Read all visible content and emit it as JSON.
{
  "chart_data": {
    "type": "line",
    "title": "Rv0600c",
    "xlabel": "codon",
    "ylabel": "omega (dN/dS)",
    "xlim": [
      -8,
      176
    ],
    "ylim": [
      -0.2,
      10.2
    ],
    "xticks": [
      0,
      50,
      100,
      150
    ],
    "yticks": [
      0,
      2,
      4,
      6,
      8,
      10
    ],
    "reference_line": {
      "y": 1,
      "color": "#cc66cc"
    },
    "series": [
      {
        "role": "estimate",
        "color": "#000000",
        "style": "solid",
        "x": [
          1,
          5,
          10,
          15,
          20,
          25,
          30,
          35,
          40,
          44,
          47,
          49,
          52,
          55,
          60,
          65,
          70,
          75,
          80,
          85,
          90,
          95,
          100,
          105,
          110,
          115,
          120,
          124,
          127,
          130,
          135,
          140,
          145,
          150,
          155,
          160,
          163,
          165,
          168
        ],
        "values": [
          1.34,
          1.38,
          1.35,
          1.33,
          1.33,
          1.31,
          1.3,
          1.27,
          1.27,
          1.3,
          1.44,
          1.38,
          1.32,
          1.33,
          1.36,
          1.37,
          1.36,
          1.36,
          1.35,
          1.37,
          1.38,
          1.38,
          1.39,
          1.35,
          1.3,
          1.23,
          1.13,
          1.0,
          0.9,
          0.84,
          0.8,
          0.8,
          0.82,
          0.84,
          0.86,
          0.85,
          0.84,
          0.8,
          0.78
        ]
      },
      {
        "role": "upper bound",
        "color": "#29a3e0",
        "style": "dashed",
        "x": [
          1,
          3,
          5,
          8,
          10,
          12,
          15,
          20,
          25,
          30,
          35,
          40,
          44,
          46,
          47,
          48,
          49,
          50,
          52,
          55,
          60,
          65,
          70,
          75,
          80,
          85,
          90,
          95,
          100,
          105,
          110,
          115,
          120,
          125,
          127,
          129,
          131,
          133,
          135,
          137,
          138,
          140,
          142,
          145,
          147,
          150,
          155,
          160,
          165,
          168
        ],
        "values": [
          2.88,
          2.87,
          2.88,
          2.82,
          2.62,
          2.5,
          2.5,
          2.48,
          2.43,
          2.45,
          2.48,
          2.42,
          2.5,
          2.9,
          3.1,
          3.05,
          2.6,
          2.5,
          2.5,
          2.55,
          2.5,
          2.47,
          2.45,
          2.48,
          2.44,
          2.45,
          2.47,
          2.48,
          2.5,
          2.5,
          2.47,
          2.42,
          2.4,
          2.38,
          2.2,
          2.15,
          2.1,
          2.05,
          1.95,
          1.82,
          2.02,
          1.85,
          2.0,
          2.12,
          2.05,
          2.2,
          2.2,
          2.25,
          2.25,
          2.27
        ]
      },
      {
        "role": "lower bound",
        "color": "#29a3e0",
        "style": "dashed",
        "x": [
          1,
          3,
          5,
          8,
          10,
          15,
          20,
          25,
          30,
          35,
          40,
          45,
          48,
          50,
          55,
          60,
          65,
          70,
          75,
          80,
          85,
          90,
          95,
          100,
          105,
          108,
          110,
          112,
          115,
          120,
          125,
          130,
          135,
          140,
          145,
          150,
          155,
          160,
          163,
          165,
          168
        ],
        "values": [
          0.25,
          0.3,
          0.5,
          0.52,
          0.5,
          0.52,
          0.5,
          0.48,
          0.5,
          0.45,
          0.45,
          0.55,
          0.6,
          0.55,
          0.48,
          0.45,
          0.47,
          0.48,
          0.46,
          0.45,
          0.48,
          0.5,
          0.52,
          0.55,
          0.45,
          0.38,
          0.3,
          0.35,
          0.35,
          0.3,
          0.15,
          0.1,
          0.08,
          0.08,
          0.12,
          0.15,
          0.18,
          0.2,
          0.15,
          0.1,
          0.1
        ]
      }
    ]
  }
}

Work required -> Work out how many lines above have the string "color" in them, and give only the number.

Finished exercise -> 4